What is needed: Look through the records below, count the lines with the word "frac", and reply with only the number.

################

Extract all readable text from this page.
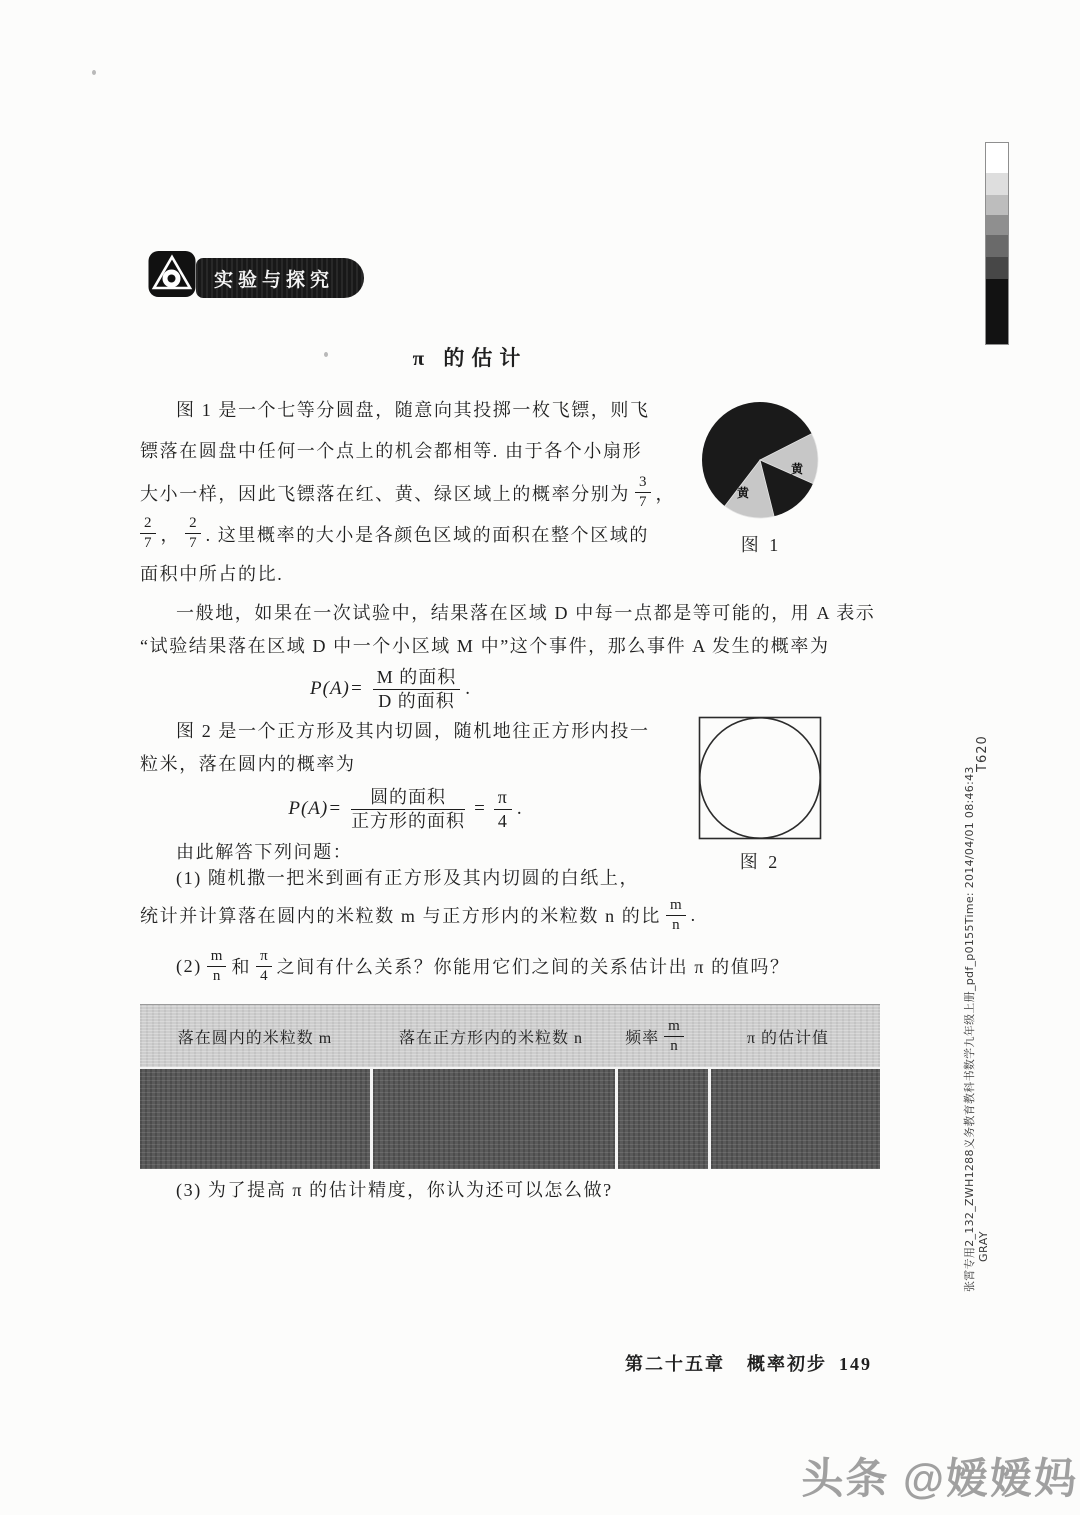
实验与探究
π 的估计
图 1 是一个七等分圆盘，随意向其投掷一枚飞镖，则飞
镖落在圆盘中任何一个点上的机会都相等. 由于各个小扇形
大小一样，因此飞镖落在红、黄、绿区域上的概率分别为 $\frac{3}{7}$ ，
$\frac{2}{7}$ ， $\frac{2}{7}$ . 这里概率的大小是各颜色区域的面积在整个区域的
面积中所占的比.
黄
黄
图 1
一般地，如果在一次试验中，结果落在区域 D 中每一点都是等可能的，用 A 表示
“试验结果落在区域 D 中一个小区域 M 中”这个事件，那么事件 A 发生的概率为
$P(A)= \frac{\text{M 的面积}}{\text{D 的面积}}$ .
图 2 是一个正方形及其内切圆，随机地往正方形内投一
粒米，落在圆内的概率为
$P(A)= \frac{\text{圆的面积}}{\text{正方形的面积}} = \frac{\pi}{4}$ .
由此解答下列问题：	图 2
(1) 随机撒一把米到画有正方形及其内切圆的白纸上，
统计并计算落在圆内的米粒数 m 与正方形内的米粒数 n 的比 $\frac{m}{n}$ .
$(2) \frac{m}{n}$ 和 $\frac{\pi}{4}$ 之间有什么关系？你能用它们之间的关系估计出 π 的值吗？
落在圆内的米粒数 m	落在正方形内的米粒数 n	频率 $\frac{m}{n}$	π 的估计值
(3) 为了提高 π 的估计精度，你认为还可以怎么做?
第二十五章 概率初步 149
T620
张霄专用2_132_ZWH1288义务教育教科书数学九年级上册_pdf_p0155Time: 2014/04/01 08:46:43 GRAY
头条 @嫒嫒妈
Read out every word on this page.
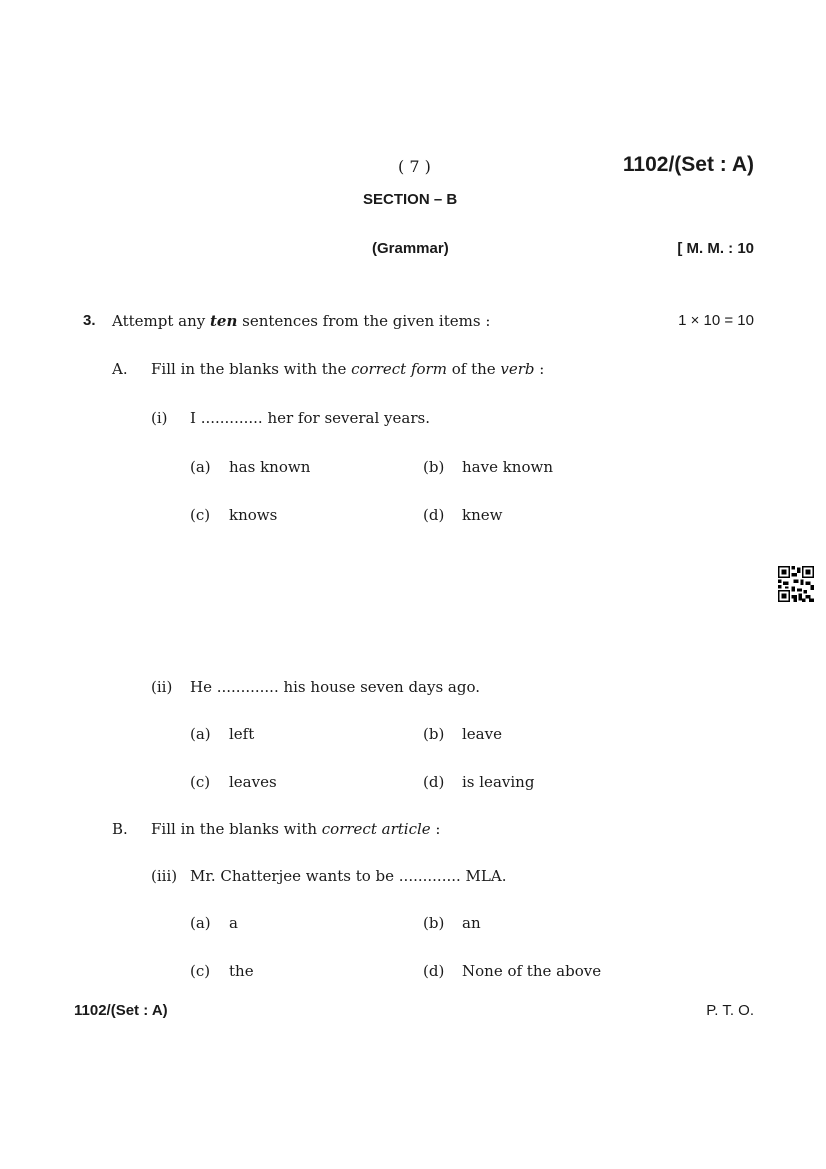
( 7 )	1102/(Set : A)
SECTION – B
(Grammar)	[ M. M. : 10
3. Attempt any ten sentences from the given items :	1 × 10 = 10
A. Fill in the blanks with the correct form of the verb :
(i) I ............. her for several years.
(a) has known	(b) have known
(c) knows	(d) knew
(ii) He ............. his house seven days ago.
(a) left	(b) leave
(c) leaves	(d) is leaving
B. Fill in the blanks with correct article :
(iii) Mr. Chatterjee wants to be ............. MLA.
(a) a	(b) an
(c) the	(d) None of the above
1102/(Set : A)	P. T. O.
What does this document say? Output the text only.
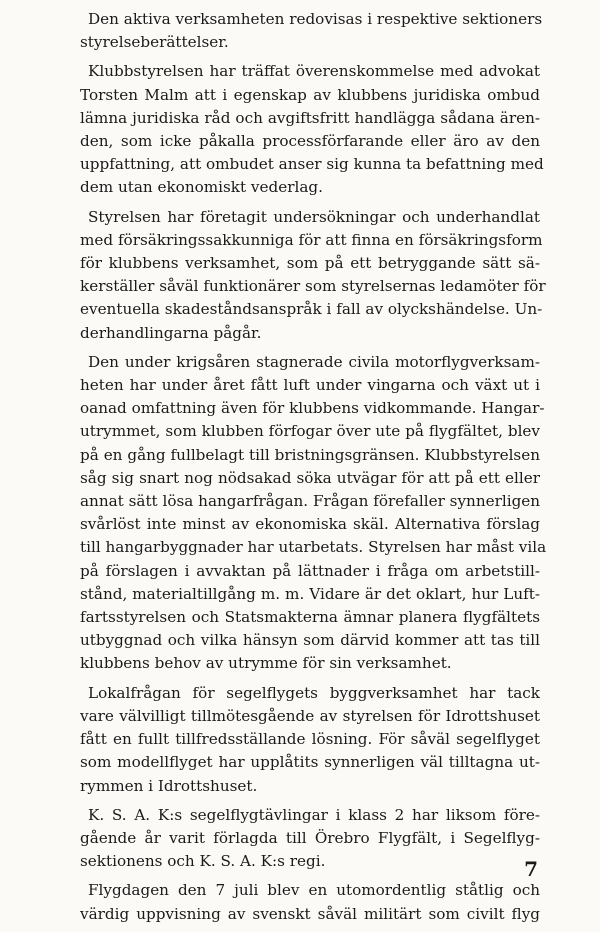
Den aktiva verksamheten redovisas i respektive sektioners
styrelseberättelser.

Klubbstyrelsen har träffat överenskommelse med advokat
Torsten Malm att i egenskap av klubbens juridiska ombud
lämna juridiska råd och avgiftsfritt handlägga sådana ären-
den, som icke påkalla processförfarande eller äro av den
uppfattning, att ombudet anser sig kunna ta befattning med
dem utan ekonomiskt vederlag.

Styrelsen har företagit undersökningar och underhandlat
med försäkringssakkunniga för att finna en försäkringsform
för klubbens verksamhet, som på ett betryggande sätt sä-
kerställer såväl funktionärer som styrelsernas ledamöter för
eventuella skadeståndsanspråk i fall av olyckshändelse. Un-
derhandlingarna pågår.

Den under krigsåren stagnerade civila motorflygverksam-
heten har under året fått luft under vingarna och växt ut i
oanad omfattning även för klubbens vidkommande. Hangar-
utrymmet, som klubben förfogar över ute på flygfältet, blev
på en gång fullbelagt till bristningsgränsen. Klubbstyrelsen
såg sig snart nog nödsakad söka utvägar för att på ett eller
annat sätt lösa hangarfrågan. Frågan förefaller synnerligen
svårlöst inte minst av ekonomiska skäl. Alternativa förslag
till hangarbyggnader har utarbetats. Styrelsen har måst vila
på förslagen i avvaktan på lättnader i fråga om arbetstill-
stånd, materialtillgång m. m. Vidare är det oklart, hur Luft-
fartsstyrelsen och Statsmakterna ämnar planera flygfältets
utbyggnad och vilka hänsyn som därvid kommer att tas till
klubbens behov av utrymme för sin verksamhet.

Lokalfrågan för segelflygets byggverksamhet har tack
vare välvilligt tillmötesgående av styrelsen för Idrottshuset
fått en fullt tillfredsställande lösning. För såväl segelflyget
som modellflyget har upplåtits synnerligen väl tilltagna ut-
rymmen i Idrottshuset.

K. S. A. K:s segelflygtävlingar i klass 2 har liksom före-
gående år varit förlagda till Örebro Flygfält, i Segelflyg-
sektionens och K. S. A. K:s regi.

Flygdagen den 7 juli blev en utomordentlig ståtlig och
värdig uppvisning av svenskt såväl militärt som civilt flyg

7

################

Result of this exercise: 7